[Task] Quote the records that follow in full, leaving the pictures out.

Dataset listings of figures
--

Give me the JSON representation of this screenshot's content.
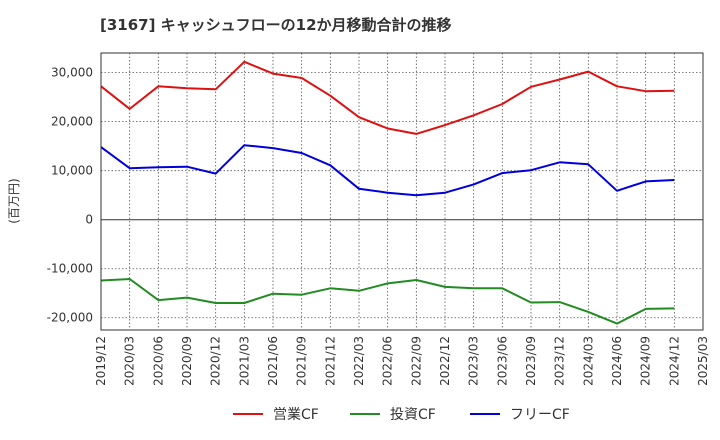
{
  "chart_data": {
    "type": "line",
    "title": "[3167]  キャッシュフローの12か月移動合計の推移",
    "ylabel": "(百万円)",
    "xlabel": "",
    "ylim": [
      -22500,
      34000
    ],
    "yticks": [
      30000,
      20000,
      10000,
      0,
      -10000,
      -20000
    ],
    "ytick_labels": [
      "30,000",
      "20,000",
      "10,000",
      "0",
      "-10,000",
      "-20,000"
    ],
    "categories": [
      "2019/12",
      "2020/03",
      "2020/06",
      "2020/09",
      "2020/12",
      "2021/03",
      "2021/06",
      "2021/09",
      "2021/12",
      "2022/03",
      "2022/06",
      "2022/09",
      "2022/12",
      "2023/03",
      "2023/06",
      "2023/09",
      "2023/12",
      "2024/03",
      "2024/06",
      "2024/09",
      "2024/12",
      "2025/03"
    ],
    "grid": true,
    "legend_position": "bottom",
    "series": [
      {
        "name": "営業CF",
        "color": "#dd1111",
        "values": [
          27200,
          22600,
          27200,
          26800,
          26600,
          32200,
          29800,
          28900,
          25300,
          20900,
          18600,
          17500,
          19300,
          21300,
          23600,
          27100,
          28600,
          30200,
          27200,
          26200,
          26300,
          null
        ]
      },
      {
        "name": "投資CF",
        "color": "#228B22",
        "values": [
          -12400,
          -12100,
          -16400,
          -15900,
          -17000,
          -17000,
          -15100,
          -15300,
          -14000,
          -14500,
          -13000,
          -12300,
          -13700,
          -14000,
          -14000,
          -16900,
          -16800,
          -18800,
          -21200,
          -18200,
          -18100,
          null
        ]
      },
      {
        "name": "フリーCF",
        "color": "#0000dd",
        "values": [
          14800,
          10500,
          10700,
          10800,
          9400,
          15200,
          14600,
          13600,
          11100,
          6300,
          5500,
          5000,
          5500,
          7200,
          9500,
          10100,
          11700,
          11300,
          5900,
          7800,
          8100,
          null
        ]
      }
    ]
  }
}
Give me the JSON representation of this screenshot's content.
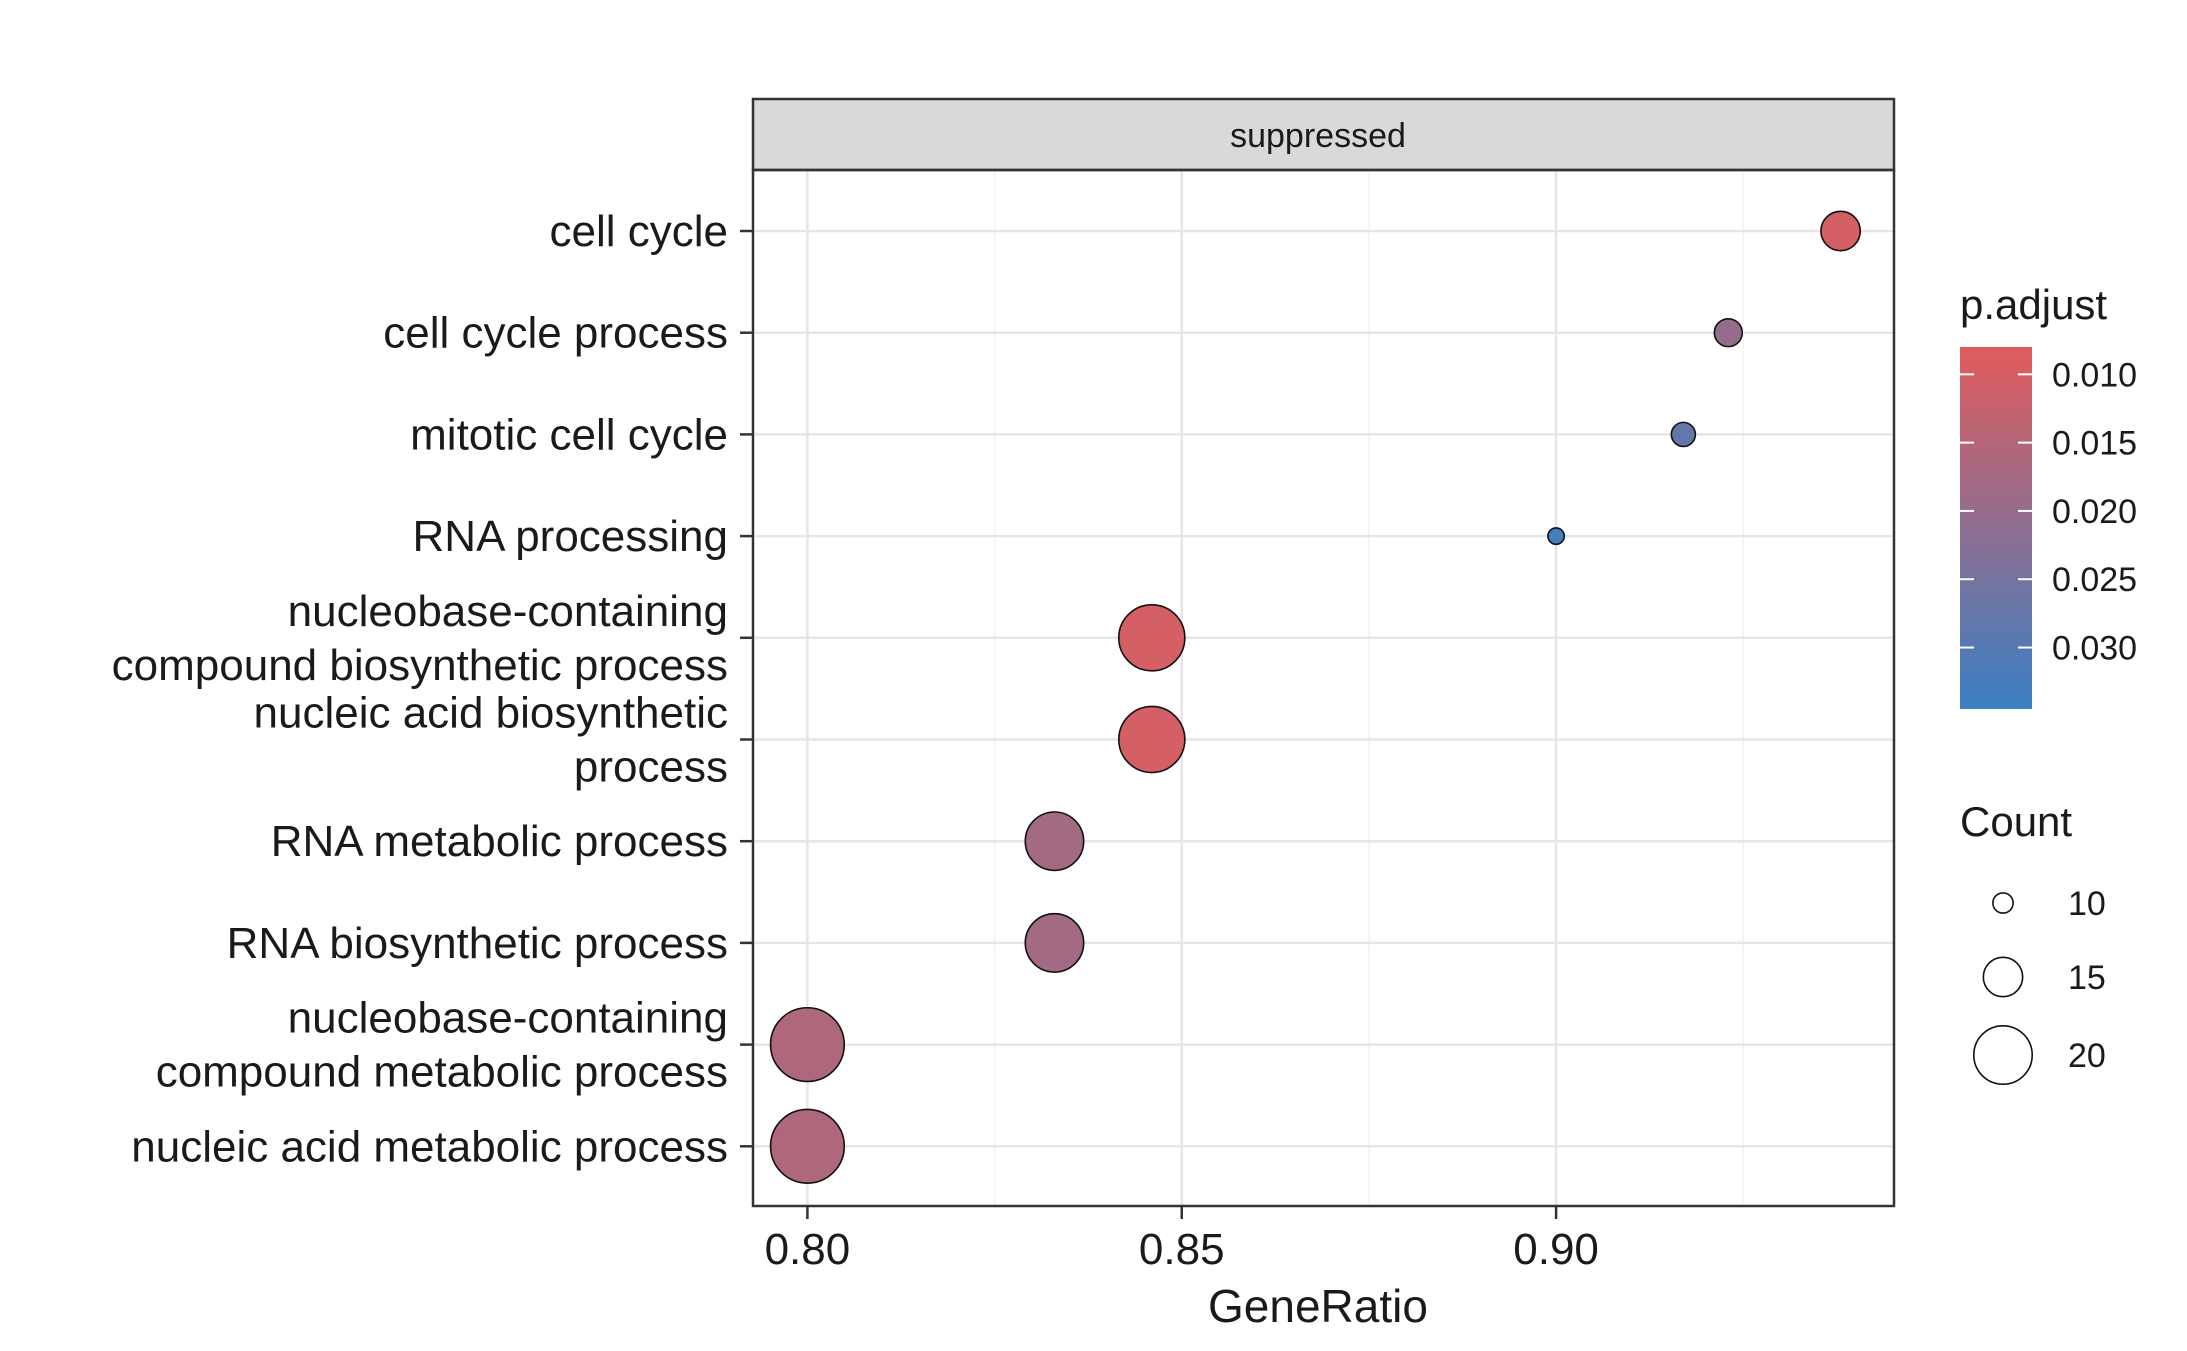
{
  "chart_data": {
    "type": "scatter",
    "panel": "suppressed",
    "xlabel": "GeneRatio",
    "ylabel": "",
    "xlim": [
      0.793,
      0.945
    ],
    "x_ticks": [
      "0.80",
      "0.85",
      "0.90"
    ],
    "x_tick_values": [
      0.8,
      0.85,
      0.9
    ],
    "grid": true,
    "categories": [
      "cell cycle",
      "cell cycle process",
      "mitotic cell cycle",
      "RNA processing",
      "nucleobase-containing compound biosynthetic process",
      "nucleic acid biosynthetic process",
      "RNA metabolic process",
      "RNA biosynthetic process",
      "nucleobase-containing compound metabolic process",
      "nucleic acid metabolic process"
    ],
    "category_lines": [
      [
        "cell cycle"
      ],
      [
        "cell cycle process"
      ],
      [
        "mitotic cell cycle"
      ],
      [
        "RNA processing"
      ],
      [
        "nucleobase-containing",
        "compound biosynthetic process"
      ],
      [
        "nucleic acid biosynthetic",
        "process"
      ],
      [
        "RNA metabolic process"
      ],
      [
        "RNA biosynthetic process"
      ],
      [
        "nucleobase-containing",
        "compound metabolic process"
      ],
      [
        "nucleic acid metabolic process"
      ]
    ],
    "points": [
      {
        "term": "cell cycle",
        "gene_ratio": 0.938,
        "count": 15,
        "p_adjust": 0.01
      },
      {
        "term": "cell cycle process",
        "gene_ratio": 0.923,
        "count": 12,
        "p_adjust": 0.02
      },
      {
        "term": "mitotic cell cycle",
        "gene_ratio": 0.917,
        "count": 11,
        "p_adjust": 0.028
      },
      {
        "term": "RNA processing",
        "gene_ratio": 0.9,
        "count": 9,
        "p_adjust": 0.033
      },
      {
        "term": "nucleobase-containing compound biosynthetic process",
        "gene_ratio": 0.846,
        "count": 22,
        "p_adjust": 0.01
      },
      {
        "term": "nucleic acid biosynthetic process",
        "gene_ratio": 0.846,
        "count": 22,
        "p_adjust": 0.01
      },
      {
        "term": "RNA metabolic process",
        "gene_ratio": 0.833,
        "count": 20,
        "p_adjust": 0.018
      },
      {
        "term": "RNA biosynthetic process",
        "gene_ratio": 0.833,
        "count": 20,
        "p_adjust": 0.018
      },
      {
        "term": "nucleobase-containing compound metabolic process",
        "gene_ratio": 0.8,
        "count": 24,
        "p_adjust": 0.016
      },
      {
        "term": "nucleic acid metabolic process",
        "gene_ratio": 0.8,
        "count": 24,
        "p_adjust": 0.016
      }
    ],
    "color_legend": {
      "title": "p.adjust",
      "labels": [
        "0.010",
        "0.015",
        "0.020",
        "0.025",
        "0.030"
      ],
      "values": [
        0.01,
        0.015,
        0.02,
        0.025,
        0.03
      ],
      "range": [
        0.008,
        0.0345
      ],
      "low_color": "#e15c5c",
      "high_color": "#3a80c4"
    },
    "size_legend": {
      "title": "Count",
      "labels": [
        "10",
        "15",
        "20"
      ],
      "values": [
        10,
        15,
        20
      ]
    }
  }
}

--

[The output]
Give me the JSON representation of this screenshot's content.
{
  "chart_data": {
    "type": "line",
    "title": "[3167]  キャッシュフローの12か月移動合計の推移",
    "ylabel": "(百万円)",
    "xlabel": "",
    "ylim": [
      -22500,
      34000
    ],
    "yticks": [
      30000,
      20000,
      10000,
      0,
      -10000,
      -20000
    ],
    "ytick_labels": [
      "30,000",
      "20,000",
      "10,000",
      "0",
      "-10,000",
      "-20,000"
    ],
    "categories": [
      "2019/12",
      "2020/03",
      "2020/06",
      "2020/09",
      "2020/12",
      "2021/03",
      "2021/06",
      "2021/09",
      "2021/12",
      "2022/03",
      "2022/06",
      "2022/09",
      "2022/12",
      "2023/03",
      "2023/06",
      "2023/09",
      "2023/12",
      "2024/03",
      "2024/06",
      "2024/09",
      "2024/12",
      "2025/03"
    ],
    "grid": true,
    "legend_position": "bottom",
    "series": [
      {
        "name": "営業CF",
        "color": "#dd1111",
        "values": [
          27200,
          22600,
          27200,
          26800,
          26600,
          32200,
          29800,
          28900,
          25300,
          20900,
          18600,
          17500,
          19300,
          21300,
          23600,
          27100,
          28600,
          30200,
          27200,
          26200,
          26300,
          null
        ]
      },
      {
        "name": "投資CF",
        "color": "#228B22",
        "values": [
          -12400,
          -12100,
          -16400,
          -15900,
          -17000,
          -17000,
          -15100,
          -15300,
          -14000,
          -14500,
          -13000,
          -12300,
          -13700,
          -14000,
          -14000,
          -16900,
          -16800,
          -18800,
          -21200,
          -18200,
          -18100,
          null
        ]
      },
      {
        "name": "フリーCF",
        "color": "#0000dd",
        "values": [
          14800,
          10500,
          10700,
          10800,
          9400,
          15200,
          14600,
          13600,
          11100,
          6300,
          5500,
          5000,
          5500,
          7200,
          9500,
          10100,
          11700,
          11300,
          5900,
          7800,
          8100,
          null
        ]
      }
    ]
  }
}
Give me the JSON representation of this screenshot's content.
{
  "chart_data": {
    "type": "scatter",
    "panel": "suppressed",
    "xlabel": "GeneRatio",
    "ylabel": "",
    "xlim": [
      0.793,
      0.945
    ],
    "x_ticks": [
      "0.80",
      "0.85",
      "0.90"
    ],
    "x_tick_values": [
      0.8,
      0.85,
      0.9
    ],
    "grid": true,
    "categories": [
      "cell cycle",
      "cell cycle process",
      "mitotic cell cycle",
      "RNA processing",
      "nucleobase-containing compound biosynthetic process",
      "nucleic acid biosynthetic process",
      "RNA metabolic process",
      "RNA biosynthetic process",
      "nucleobase-containing compound metabolic process",
      "nucleic acid metabolic process"
    ],
    "category_lines": [
      [
        "cell cycle"
      ],
      [
        "cell cycle process"
      ],
      [
        "mitotic cell cycle"
      ],
      [
        "RNA processing"
      ],
      [
        "nucleobase-containing",
        "compound biosynthetic process"
      ],
      [
        "nucleic acid biosynthetic",
        "process"
      ],
      [
        "RNA metabolic process"
      ],
      [
        "RNA biosynthetic process"
      ],
      [
        "nucleobase-containing",
        "compound metabolic process"
      ],
      [
        "nucleic acid metabolic process"
      ]
    ],
    "points": [
      {
        "term": "cell cycle",
        "gene_ratio": 0.938,
        "count": 15,
        "p_adjust": 0.01
      },
      {
        "term": "cell cycle process",
        "gene_ratio": 0.923,
        "count": 12,
        "p_adjust": 0.02
      },
      {
        "term": "mitotic cell cycle",
        "gene_ratio": 0.917,
        "count": 11,
        "p_adjust": 0.028
      },
      {
        "term": "RNA processing",
        "gene_ratio": 0.9,
        "count": 9,
        "p_adjust": 0.033
      },
      {
        "term": "nucleobase-containing compound biosynthetic process",
        "gene_ratio": 0.846,
        "count": 22,
        "p_adjust": 0.01
      },
      {
        "term": "nucleic acid biosynthetic process",
        "gene_ratio": 0.846,
        "count": 22,
        "p_adjust": 0.01
      },
      {
        "term": "RNA metabolic process",
        "gene_ratio": 0.833,
        "count": 20,
        "p_adjust": 0.018
      },
      {
        "term": "RNA biosynthetic process",
        "gene_ratio": 0.833,
        "count": 20,
        "p_adjust": 0.018
      },
      {
        "term": "nucleobase-containing compound metabolic process",
        "gene_ratio": 0.8,
        "count": 24,
        "p_adjust": 0.016
      },
      {
        "term": "nucleic acid metabolic process",
        "gene_ratio": 0.8,
        "count": 24,
        "p_adjust": 0.016
      }
    ],
    "color_legend": {
      "title": "p.adjust",
      "labels": [
        "0.010",
        "0.015",
        "0.020",
        "0.025",
        "0.030"
      ],
      "values": [
        0.01,
        0.015,
        0.02,
        0.025,
        0.03
      ],
      "range": [
        0.008,
        0.0345
      ],
      "low_color": "#e15c5c",
      "high_color": "#3a80c4"
    },
    "size_legend": {
      "title": "Count",
      "labels": [
        "10",
        "15",
        "20"
      ],
      "values": [
        10,
        15,
        20
      ]
    }
  }
}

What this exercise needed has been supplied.